# [Materials provided]
==========

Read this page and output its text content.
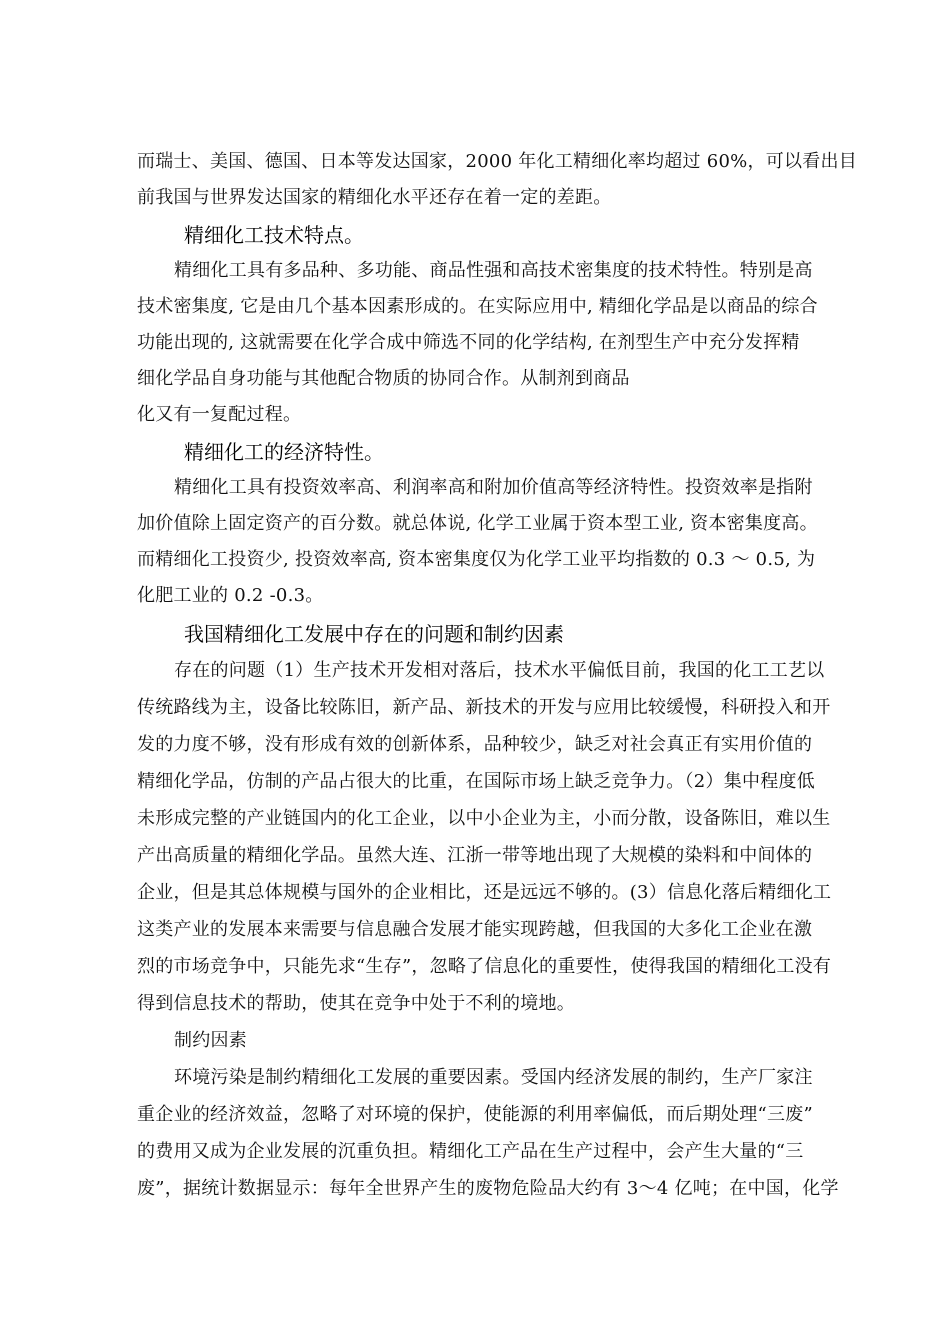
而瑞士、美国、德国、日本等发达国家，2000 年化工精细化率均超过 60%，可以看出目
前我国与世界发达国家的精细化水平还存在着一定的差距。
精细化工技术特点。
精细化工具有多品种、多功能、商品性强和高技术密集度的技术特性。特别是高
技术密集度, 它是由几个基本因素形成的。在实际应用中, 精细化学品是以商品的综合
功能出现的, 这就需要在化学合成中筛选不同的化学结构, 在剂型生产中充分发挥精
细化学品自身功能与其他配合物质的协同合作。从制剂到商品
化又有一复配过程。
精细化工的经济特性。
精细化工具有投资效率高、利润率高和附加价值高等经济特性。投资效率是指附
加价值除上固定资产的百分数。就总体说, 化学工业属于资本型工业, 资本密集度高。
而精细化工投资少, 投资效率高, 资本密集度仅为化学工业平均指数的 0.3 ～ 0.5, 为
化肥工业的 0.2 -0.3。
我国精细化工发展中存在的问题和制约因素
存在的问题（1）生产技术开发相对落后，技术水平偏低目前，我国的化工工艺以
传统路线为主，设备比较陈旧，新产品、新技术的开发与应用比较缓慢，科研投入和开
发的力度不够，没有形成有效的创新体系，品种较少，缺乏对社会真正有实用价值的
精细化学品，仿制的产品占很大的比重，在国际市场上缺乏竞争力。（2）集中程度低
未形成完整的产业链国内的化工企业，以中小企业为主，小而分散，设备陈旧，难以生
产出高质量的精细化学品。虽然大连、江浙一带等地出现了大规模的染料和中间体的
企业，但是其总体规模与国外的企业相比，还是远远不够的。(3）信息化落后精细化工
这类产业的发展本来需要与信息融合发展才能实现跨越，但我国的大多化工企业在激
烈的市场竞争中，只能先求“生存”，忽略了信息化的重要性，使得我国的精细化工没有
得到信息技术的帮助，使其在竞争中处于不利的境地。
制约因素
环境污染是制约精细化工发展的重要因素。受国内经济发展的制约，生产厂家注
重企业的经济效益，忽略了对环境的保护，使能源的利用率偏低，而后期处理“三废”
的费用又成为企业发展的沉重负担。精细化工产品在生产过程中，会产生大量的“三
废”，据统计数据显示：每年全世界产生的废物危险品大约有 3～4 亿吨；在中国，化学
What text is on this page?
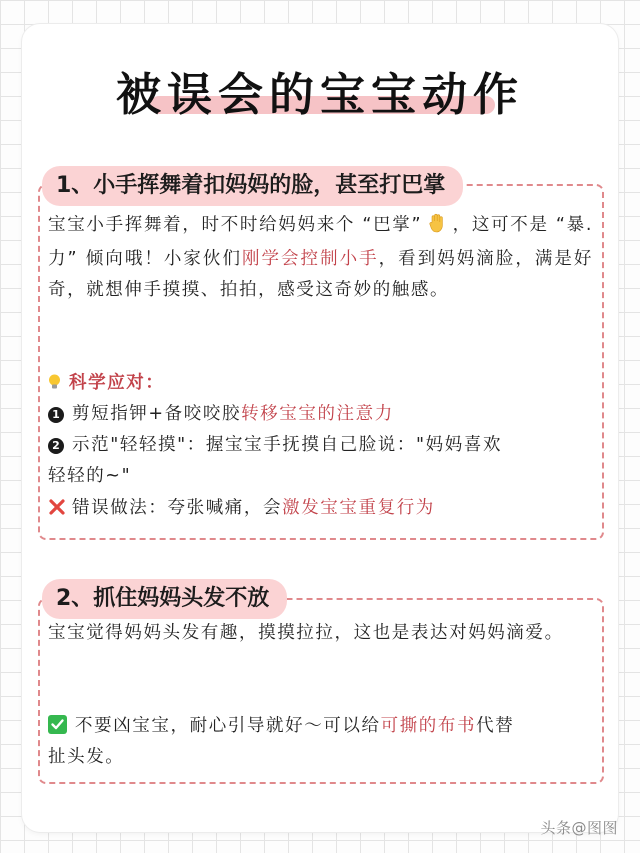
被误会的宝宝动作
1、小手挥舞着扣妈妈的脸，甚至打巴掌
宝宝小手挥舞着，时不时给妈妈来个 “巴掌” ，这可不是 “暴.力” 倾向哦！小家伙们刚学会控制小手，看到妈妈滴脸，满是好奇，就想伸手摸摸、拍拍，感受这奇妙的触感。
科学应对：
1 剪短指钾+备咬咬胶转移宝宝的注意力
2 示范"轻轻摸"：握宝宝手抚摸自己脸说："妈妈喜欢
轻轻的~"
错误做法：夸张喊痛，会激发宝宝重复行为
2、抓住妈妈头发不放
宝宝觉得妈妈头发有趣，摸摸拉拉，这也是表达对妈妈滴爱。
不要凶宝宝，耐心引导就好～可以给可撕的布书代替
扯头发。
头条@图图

==========

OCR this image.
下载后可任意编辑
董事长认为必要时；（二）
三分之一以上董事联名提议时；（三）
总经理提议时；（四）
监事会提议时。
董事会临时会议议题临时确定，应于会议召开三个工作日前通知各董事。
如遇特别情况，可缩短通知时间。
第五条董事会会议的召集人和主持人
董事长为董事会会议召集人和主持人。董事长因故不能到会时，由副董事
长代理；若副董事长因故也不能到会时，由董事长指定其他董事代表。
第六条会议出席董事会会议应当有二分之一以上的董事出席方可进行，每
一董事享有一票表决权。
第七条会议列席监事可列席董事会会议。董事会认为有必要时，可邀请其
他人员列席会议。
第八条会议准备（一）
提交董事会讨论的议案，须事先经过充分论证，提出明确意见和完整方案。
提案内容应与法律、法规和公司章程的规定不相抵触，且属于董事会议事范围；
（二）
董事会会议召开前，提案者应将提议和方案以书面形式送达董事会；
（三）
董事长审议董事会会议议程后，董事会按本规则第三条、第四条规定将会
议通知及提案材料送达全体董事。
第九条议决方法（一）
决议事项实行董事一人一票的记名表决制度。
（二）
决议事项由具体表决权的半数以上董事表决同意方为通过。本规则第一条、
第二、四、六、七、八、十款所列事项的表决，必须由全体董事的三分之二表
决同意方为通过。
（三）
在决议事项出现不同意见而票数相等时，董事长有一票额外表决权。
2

==========

Go through the entries above and copy every line containing "this".

Read this page and output its text content.
What text is on this page?
OCR this image.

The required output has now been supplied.